-- Begin Supplied entries --

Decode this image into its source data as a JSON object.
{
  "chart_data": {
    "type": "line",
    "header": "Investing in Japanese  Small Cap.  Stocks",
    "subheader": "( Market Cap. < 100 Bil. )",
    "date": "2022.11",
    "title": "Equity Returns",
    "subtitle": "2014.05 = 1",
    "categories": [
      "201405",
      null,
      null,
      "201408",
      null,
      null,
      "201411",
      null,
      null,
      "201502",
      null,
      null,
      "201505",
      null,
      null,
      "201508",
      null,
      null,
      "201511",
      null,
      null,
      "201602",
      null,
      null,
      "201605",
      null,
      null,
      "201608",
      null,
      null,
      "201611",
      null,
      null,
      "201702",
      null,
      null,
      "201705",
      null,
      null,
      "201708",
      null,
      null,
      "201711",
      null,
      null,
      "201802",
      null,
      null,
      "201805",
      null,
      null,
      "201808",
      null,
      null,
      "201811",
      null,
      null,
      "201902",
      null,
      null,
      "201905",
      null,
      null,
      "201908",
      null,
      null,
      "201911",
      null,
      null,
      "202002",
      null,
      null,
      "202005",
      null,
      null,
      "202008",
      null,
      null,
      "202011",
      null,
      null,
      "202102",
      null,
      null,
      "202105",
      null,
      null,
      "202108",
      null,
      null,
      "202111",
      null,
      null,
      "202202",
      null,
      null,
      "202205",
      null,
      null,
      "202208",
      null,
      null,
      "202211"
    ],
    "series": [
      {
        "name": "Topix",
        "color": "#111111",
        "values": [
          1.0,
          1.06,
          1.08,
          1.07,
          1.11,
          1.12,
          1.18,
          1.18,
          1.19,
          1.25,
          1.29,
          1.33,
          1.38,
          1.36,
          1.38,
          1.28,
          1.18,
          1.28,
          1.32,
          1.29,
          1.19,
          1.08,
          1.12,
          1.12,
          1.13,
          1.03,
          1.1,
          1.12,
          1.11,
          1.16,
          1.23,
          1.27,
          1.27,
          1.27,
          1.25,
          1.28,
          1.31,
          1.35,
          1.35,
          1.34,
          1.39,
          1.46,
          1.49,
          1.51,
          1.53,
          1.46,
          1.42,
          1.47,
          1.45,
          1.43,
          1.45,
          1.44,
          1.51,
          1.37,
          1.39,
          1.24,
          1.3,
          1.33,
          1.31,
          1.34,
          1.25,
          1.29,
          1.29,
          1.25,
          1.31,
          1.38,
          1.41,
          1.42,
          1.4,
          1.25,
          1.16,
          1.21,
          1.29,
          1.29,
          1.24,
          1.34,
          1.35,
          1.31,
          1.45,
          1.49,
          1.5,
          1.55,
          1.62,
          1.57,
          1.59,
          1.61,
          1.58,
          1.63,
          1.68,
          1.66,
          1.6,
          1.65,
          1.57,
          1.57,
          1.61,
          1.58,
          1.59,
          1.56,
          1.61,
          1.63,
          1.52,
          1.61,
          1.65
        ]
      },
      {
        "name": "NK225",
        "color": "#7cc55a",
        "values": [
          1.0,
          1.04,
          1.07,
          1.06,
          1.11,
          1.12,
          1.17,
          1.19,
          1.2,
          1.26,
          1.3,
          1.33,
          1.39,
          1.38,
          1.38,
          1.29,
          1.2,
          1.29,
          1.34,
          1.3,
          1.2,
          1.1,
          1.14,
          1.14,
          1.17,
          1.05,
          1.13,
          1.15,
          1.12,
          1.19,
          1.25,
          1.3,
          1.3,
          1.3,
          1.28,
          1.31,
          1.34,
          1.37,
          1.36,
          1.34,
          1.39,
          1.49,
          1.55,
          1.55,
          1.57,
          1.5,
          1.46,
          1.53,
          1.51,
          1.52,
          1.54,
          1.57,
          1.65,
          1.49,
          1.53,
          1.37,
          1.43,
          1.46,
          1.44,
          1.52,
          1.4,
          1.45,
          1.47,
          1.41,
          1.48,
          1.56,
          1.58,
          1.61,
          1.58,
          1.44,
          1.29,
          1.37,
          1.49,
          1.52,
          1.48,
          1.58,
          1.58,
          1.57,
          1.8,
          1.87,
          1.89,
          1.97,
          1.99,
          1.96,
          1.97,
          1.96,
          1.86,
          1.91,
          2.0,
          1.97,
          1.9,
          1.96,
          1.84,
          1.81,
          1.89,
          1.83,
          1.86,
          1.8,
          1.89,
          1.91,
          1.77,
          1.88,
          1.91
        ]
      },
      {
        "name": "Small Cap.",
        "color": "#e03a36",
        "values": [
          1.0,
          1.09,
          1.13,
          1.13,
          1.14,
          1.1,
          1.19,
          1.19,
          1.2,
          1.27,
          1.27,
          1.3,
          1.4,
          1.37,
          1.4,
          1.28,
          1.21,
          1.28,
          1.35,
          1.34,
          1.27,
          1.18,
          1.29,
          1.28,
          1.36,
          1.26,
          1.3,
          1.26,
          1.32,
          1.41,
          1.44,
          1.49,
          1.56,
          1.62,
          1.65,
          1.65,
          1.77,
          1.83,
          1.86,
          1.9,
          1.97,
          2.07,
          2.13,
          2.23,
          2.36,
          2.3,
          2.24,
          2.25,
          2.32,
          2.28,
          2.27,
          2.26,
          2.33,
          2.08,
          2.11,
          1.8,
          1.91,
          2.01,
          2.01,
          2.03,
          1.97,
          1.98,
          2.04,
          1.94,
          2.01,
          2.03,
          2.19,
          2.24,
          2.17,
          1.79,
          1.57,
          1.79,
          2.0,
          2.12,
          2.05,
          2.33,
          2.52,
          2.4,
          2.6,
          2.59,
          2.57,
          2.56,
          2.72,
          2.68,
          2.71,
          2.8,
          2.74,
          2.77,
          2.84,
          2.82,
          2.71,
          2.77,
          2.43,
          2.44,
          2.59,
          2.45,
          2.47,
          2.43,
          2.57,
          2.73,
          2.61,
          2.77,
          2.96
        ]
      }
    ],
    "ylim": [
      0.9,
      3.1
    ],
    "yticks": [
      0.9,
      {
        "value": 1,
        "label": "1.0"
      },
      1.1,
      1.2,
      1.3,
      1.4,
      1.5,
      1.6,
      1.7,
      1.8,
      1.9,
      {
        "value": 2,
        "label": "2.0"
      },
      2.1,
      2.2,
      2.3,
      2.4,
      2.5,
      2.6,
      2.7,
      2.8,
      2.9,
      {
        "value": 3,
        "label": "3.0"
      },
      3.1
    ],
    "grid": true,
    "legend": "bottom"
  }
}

-- End Supplied entries --

> Problem description
Gather up the lines that contain the word "Small".

> Solution to this problem
    "header": "Investing in Japanese  Small Cap.  Stocks",
        "name": "Small Cap.",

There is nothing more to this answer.